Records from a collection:

··········

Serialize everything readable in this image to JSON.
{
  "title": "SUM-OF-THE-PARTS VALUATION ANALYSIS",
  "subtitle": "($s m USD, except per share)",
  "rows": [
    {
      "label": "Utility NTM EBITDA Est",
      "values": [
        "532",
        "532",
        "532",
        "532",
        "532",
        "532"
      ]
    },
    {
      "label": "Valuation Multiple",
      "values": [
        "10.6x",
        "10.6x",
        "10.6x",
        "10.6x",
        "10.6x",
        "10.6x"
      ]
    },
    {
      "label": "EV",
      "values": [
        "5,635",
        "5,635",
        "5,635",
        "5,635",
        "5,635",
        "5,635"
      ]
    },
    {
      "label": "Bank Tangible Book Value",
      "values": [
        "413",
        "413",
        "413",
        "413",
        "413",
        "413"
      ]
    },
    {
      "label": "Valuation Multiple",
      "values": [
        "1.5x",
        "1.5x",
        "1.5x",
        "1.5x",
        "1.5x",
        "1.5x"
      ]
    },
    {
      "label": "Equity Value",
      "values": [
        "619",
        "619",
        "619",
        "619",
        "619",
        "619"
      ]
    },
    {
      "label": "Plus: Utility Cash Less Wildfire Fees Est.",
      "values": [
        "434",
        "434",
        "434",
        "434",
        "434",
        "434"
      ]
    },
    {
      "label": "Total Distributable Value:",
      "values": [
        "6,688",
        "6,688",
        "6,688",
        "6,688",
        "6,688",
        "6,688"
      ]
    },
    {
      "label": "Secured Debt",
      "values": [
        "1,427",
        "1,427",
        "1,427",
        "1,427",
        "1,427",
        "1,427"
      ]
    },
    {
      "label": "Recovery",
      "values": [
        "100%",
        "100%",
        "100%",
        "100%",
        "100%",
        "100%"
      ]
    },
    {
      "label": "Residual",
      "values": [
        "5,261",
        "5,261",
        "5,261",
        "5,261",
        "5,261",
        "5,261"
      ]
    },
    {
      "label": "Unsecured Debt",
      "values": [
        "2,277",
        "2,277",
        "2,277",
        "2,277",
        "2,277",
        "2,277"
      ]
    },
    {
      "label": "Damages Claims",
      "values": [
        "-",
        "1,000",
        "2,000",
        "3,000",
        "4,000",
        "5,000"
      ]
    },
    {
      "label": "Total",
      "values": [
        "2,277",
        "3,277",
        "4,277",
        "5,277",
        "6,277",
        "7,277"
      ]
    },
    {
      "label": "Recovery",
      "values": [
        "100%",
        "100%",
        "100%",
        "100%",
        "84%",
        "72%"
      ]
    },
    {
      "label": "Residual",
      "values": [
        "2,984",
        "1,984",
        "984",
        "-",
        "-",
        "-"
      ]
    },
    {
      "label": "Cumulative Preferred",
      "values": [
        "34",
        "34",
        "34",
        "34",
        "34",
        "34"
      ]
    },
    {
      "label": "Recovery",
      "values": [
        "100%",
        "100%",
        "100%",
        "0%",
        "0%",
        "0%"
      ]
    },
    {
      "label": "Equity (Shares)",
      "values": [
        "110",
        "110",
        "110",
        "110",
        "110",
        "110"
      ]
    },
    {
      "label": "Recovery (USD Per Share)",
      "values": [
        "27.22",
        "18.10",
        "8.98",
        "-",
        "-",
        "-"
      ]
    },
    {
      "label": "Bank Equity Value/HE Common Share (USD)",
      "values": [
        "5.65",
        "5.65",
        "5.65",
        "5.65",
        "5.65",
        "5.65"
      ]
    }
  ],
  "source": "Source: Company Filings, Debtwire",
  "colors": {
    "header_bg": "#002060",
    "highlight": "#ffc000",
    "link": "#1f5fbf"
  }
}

··········

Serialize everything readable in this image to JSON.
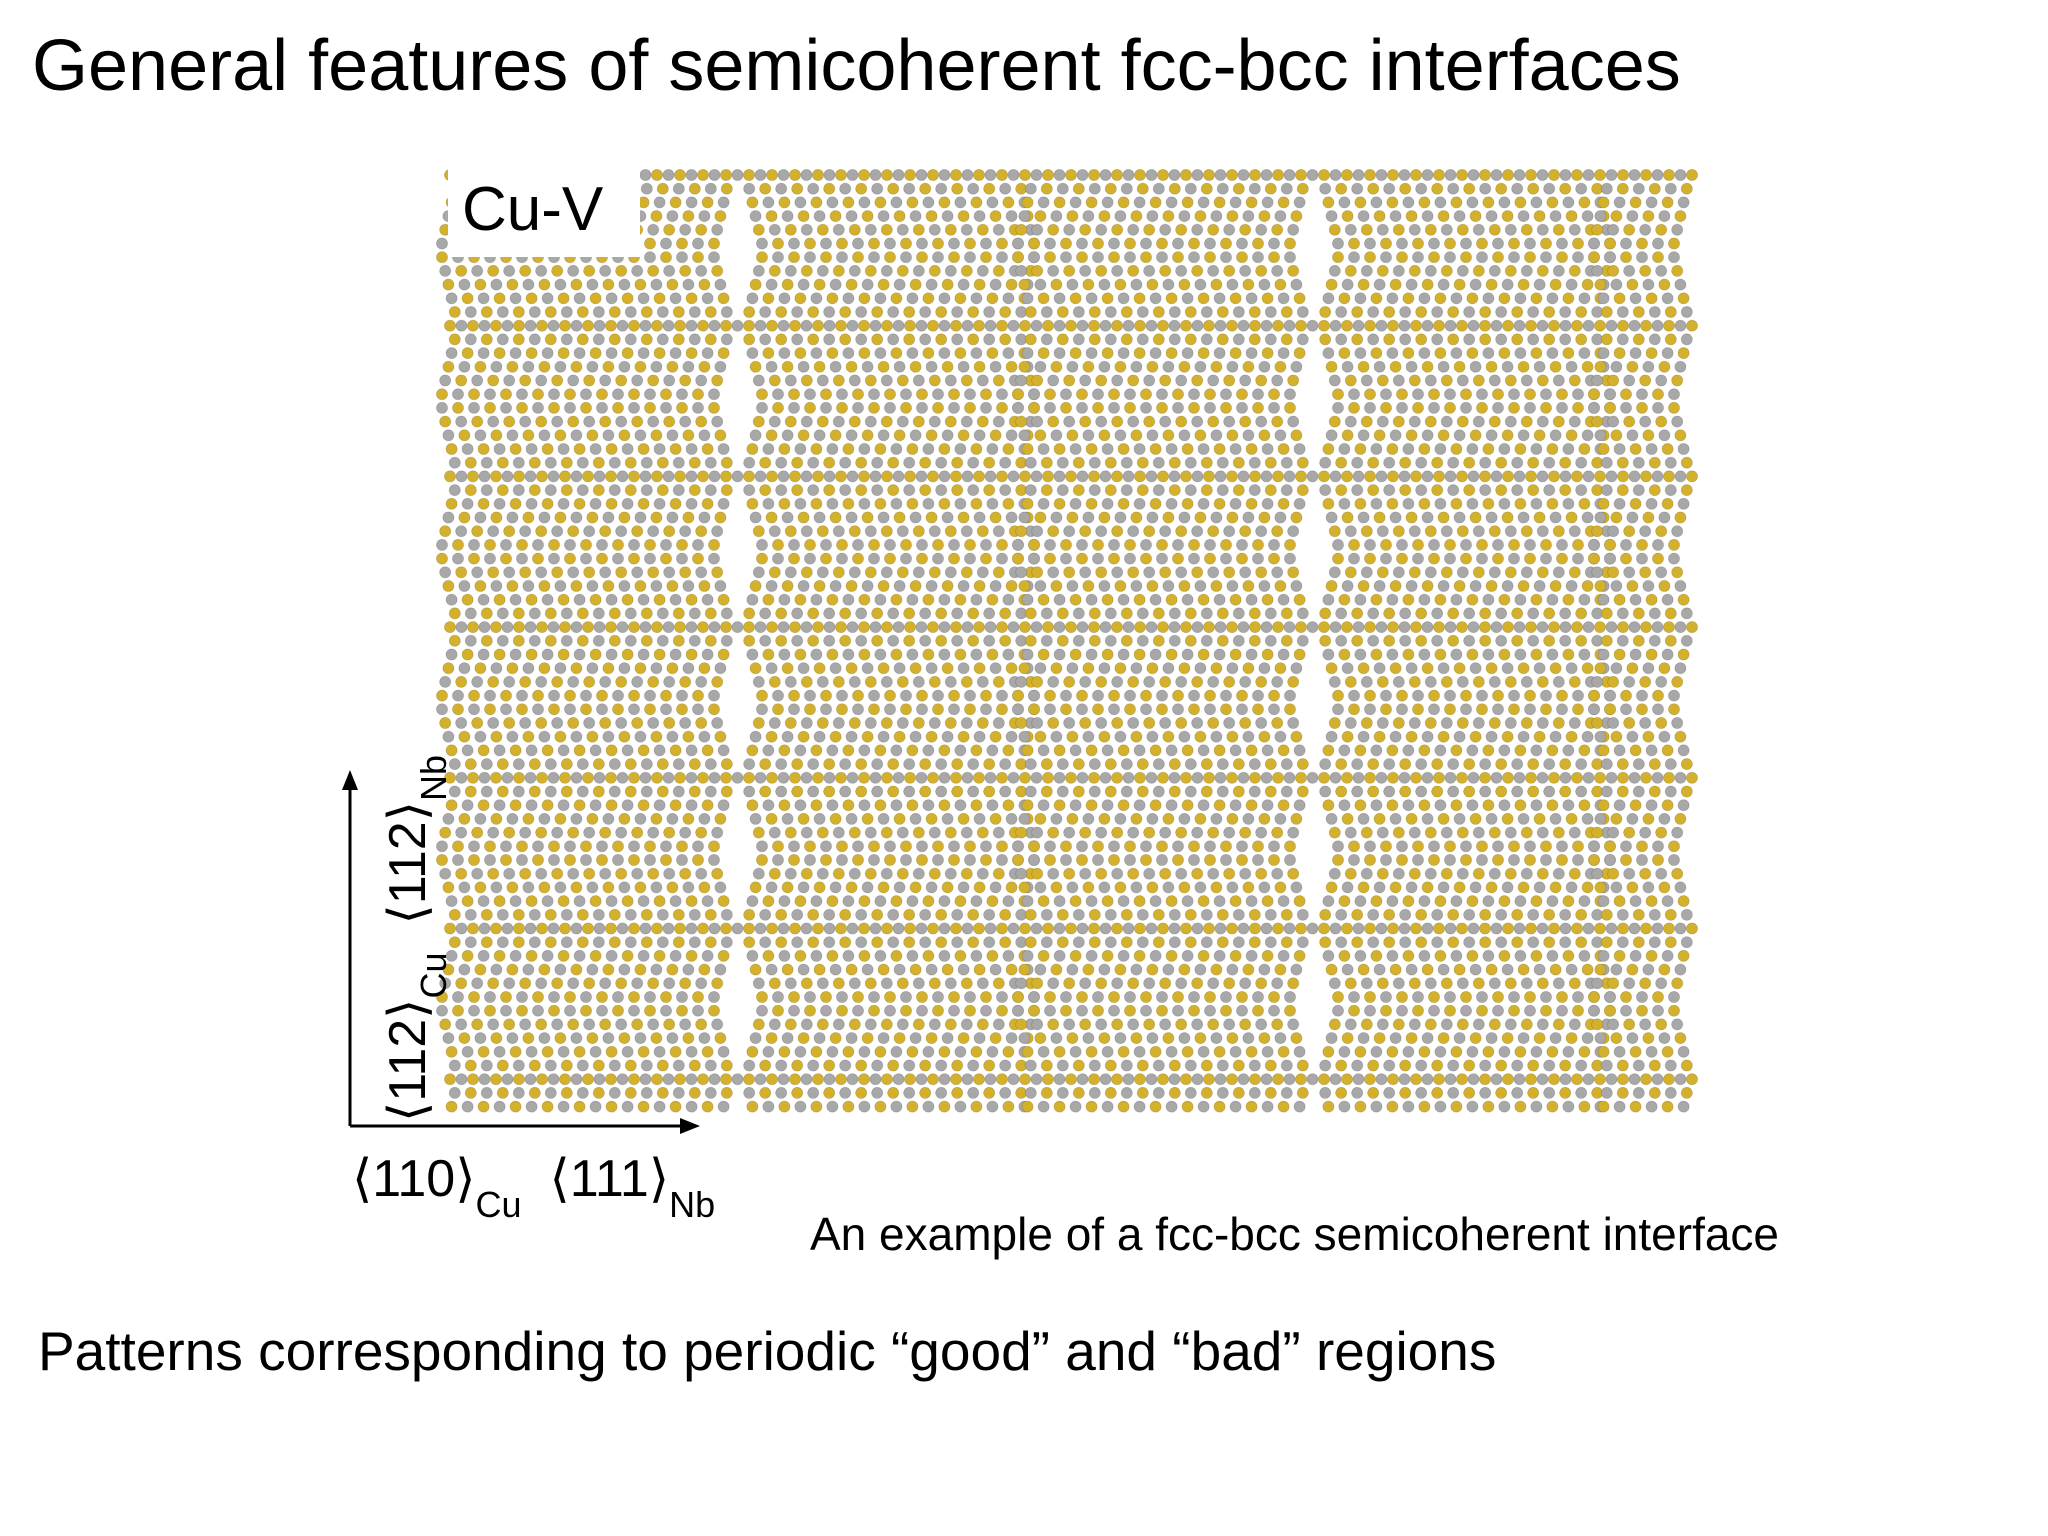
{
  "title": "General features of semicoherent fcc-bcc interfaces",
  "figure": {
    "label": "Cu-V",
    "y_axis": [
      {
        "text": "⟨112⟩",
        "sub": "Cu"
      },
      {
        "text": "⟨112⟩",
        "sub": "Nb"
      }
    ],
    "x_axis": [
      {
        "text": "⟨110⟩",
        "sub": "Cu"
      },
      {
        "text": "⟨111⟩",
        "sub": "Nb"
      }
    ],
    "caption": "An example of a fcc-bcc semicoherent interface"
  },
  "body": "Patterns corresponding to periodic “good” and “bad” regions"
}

··········

GIVEN TASK:
Copy in full each line that holds the word "Utility".

FULL RESPONSE:
      "label": "Utility NTM EBITDA Est",
      "label": "Plus: Utility Cash Less Wildfire Fees Est.",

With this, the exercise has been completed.